_Record set_.
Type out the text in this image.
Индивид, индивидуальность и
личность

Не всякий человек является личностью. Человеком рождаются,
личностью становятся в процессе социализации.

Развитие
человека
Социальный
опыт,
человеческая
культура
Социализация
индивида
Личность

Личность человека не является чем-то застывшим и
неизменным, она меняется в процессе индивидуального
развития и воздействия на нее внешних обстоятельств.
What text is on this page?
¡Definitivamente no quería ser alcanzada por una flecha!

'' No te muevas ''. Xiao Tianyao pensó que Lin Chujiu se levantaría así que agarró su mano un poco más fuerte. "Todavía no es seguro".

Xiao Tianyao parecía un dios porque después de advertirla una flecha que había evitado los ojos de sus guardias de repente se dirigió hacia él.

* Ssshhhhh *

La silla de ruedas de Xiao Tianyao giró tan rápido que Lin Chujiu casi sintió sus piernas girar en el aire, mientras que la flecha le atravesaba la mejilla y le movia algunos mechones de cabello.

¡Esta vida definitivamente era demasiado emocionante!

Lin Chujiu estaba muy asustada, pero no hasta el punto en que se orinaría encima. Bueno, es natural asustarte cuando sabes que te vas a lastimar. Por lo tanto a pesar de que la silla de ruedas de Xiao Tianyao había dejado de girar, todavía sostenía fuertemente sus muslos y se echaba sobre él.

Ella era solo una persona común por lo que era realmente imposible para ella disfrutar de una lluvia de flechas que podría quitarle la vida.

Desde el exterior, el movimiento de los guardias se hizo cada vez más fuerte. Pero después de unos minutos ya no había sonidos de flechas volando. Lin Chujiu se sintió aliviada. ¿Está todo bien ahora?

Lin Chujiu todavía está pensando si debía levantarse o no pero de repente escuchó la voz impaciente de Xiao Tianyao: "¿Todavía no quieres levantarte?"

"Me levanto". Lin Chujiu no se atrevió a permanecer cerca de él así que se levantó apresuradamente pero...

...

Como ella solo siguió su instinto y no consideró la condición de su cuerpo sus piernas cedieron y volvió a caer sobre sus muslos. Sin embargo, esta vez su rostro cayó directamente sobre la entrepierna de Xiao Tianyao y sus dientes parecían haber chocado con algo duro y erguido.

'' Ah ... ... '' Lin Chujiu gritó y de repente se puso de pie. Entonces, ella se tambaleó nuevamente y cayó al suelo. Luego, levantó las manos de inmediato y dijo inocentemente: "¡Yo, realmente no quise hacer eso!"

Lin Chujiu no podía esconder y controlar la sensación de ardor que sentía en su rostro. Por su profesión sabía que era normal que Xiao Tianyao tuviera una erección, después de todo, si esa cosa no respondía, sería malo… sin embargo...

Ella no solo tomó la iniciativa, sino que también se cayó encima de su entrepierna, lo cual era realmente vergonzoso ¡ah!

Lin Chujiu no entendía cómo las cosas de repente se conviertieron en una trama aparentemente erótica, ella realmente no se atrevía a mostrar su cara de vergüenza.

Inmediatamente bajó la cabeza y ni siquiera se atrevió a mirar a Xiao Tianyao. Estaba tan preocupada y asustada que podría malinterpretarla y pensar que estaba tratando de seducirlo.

* * *

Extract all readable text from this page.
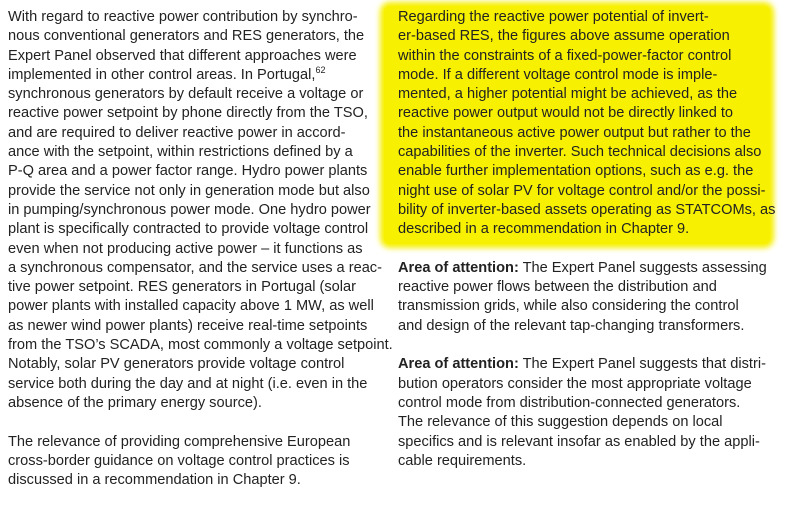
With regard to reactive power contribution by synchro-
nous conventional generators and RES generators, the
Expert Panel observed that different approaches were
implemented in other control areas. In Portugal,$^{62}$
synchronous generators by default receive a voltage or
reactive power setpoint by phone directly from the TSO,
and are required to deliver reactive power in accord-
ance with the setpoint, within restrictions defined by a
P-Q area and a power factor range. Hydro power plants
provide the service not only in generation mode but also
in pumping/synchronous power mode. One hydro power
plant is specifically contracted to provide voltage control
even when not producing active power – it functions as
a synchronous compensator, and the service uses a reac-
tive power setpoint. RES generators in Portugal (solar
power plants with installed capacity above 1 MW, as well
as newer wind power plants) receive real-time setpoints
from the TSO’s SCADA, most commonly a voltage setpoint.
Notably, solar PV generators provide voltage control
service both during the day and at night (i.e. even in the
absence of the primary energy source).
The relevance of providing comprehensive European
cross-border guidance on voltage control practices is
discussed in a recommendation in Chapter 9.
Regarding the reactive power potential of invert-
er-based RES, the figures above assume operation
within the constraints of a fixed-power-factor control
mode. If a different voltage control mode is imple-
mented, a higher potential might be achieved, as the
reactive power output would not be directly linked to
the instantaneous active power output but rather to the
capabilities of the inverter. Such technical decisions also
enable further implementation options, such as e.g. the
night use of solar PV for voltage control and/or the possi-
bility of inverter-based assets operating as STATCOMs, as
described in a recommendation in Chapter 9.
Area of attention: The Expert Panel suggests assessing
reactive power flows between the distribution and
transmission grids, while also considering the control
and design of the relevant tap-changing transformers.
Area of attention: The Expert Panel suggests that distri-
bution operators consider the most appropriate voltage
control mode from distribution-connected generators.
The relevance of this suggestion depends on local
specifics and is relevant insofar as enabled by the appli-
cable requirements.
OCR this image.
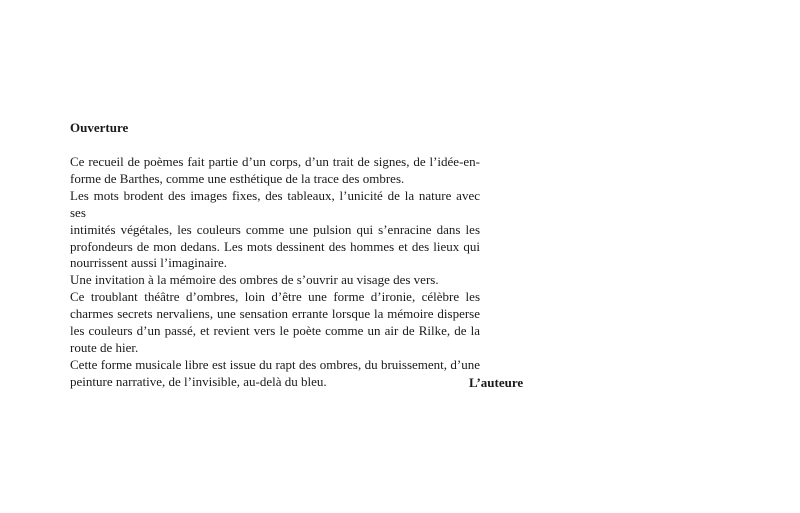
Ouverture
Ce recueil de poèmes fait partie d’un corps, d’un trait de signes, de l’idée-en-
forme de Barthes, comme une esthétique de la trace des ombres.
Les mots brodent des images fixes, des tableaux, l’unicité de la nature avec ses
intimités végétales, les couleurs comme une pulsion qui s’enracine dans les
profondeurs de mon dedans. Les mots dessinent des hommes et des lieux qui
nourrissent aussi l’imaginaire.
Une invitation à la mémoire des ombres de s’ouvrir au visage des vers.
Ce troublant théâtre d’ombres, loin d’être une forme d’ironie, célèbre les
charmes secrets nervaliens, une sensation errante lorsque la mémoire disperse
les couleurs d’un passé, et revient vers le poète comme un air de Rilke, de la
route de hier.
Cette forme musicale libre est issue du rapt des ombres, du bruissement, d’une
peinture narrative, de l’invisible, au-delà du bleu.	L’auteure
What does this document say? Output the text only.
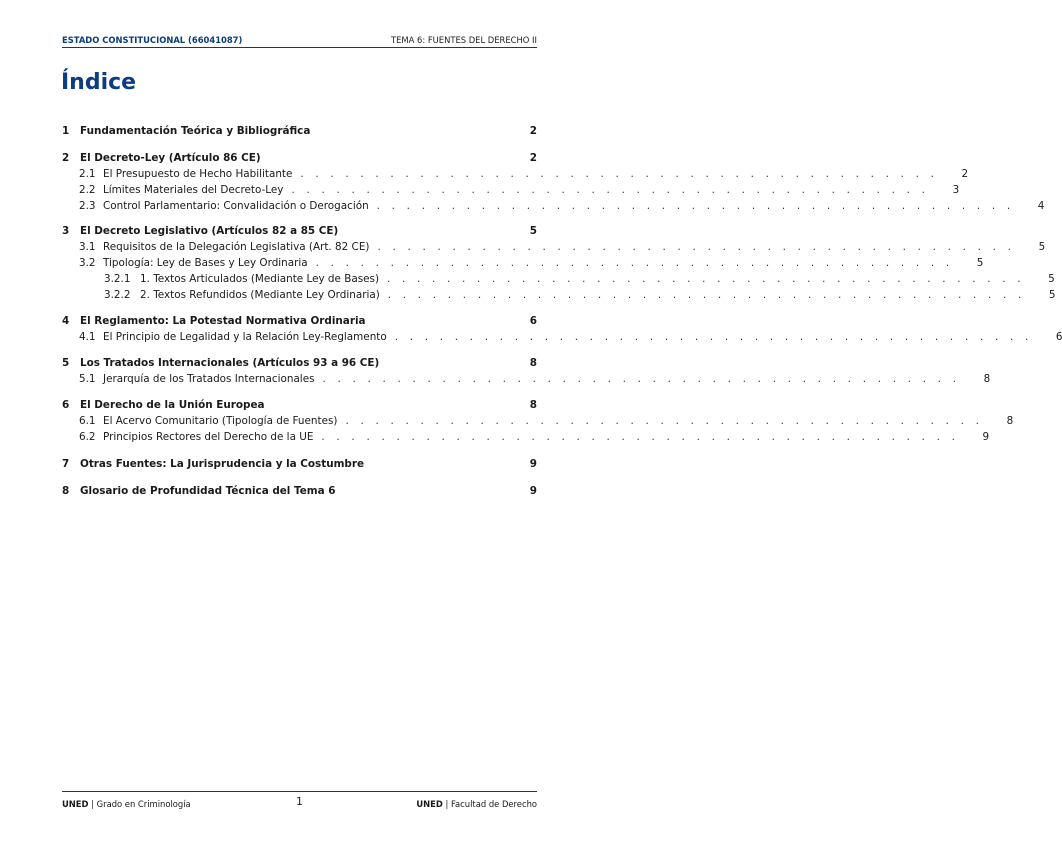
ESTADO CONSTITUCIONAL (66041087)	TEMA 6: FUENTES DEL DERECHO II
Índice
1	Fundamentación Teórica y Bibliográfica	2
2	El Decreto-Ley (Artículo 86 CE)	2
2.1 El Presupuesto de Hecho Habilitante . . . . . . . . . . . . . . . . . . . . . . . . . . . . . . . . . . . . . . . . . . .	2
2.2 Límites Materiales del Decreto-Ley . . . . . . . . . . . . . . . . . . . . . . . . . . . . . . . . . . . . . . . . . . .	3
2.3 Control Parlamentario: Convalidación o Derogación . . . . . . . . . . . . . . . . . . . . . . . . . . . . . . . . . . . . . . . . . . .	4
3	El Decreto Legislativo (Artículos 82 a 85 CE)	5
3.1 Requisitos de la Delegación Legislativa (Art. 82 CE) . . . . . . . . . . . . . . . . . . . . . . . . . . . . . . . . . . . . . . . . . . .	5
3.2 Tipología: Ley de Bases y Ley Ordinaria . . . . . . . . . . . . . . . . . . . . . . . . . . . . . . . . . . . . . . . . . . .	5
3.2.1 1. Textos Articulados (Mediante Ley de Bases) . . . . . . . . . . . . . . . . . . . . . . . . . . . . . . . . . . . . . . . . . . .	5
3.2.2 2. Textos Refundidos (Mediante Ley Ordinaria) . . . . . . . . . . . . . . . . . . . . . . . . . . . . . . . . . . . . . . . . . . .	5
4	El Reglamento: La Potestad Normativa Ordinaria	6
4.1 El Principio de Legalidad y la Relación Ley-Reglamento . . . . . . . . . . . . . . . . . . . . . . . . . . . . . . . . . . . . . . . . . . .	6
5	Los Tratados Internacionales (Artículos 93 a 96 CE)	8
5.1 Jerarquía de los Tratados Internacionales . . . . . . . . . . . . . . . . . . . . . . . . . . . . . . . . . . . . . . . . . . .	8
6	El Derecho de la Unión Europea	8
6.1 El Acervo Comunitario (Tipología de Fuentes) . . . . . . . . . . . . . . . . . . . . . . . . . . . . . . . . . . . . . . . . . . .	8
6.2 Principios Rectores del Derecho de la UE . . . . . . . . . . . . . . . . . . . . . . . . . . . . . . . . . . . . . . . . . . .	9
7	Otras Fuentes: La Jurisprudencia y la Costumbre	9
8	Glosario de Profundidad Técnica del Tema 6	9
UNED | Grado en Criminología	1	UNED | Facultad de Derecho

==

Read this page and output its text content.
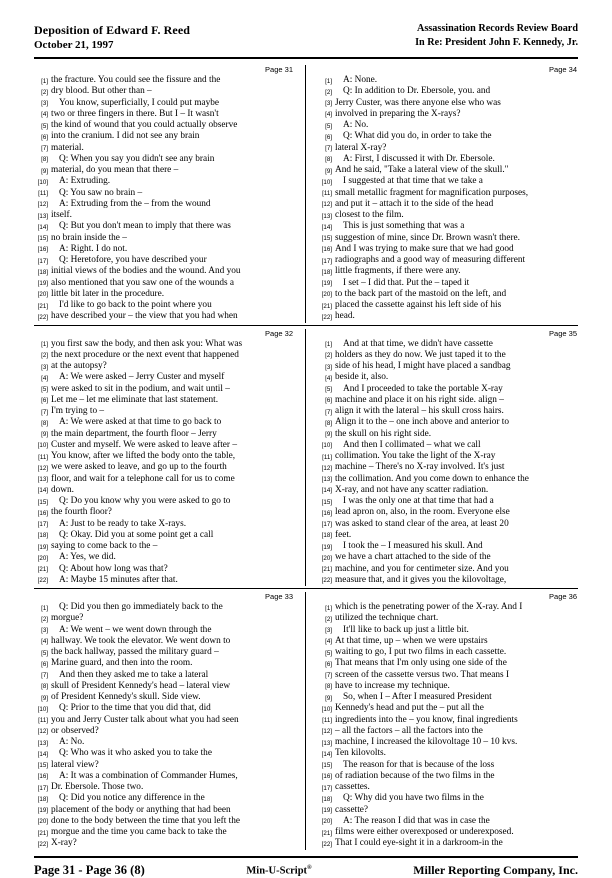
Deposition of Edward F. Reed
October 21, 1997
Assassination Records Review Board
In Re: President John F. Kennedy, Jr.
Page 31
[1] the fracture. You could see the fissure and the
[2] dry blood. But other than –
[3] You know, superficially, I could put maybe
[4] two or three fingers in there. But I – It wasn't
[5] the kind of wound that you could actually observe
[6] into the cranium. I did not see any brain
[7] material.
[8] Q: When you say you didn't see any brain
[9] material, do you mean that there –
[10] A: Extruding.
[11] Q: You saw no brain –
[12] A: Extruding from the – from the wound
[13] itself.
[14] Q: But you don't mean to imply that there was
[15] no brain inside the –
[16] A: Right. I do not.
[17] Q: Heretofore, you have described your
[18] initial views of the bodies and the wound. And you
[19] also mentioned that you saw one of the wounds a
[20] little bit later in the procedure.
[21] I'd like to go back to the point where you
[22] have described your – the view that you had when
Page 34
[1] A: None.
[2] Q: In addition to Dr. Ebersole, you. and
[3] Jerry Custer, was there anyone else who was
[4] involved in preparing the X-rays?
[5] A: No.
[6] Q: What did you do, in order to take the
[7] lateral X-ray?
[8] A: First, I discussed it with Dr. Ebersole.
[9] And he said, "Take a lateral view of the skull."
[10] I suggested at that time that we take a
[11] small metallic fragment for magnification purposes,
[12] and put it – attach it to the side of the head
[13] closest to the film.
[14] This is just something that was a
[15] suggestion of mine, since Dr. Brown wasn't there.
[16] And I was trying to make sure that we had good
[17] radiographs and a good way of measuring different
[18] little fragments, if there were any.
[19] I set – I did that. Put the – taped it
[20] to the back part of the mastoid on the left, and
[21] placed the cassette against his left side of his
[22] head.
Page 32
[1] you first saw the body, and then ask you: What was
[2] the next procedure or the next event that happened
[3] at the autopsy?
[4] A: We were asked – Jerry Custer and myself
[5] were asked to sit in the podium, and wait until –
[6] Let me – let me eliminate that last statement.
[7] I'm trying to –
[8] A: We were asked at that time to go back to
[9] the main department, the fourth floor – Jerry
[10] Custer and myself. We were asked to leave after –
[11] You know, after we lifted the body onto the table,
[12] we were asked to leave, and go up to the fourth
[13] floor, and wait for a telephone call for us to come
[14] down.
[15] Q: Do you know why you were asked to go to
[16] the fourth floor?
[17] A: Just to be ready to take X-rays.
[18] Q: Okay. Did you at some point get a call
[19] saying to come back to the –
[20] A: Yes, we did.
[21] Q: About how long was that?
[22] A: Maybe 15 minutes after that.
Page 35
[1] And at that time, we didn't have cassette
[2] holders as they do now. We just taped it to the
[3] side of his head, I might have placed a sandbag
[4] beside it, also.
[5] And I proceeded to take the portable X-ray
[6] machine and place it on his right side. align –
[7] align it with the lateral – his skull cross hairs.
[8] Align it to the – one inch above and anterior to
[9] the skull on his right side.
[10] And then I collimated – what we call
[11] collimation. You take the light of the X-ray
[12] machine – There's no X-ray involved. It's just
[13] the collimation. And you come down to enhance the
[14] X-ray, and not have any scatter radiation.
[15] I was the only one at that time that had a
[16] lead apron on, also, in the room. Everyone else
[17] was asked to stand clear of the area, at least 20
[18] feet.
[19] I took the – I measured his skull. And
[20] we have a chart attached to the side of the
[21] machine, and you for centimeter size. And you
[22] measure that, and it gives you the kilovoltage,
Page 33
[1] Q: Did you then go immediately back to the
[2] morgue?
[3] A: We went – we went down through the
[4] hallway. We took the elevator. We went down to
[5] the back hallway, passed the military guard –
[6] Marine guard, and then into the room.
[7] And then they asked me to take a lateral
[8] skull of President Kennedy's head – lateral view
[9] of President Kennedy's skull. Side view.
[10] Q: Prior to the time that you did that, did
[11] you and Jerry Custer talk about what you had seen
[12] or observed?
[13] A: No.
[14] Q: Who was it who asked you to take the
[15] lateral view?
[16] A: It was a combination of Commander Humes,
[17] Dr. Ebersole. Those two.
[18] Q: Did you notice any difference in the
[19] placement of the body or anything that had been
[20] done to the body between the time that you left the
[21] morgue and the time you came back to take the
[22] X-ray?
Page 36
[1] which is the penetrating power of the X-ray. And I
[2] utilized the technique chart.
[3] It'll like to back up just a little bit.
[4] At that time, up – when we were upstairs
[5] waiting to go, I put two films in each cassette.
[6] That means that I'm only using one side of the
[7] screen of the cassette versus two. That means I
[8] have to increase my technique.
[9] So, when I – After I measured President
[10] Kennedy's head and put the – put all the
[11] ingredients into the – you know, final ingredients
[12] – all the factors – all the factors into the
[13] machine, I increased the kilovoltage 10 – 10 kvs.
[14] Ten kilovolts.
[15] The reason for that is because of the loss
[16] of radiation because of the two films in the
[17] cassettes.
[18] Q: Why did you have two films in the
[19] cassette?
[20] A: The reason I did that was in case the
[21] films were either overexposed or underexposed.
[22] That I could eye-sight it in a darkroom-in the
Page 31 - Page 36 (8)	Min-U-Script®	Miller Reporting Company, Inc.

_What is needed_.
Return a copy of every line that includes the word "Kennedy".

_Result below_.
In Re: President John F. Kennedy, Jr.
[8] skull of President Kennedy's head – lateral view
[9] of President Kennedy's skull. Side view.
[10] Kennedy's head and put the – put all the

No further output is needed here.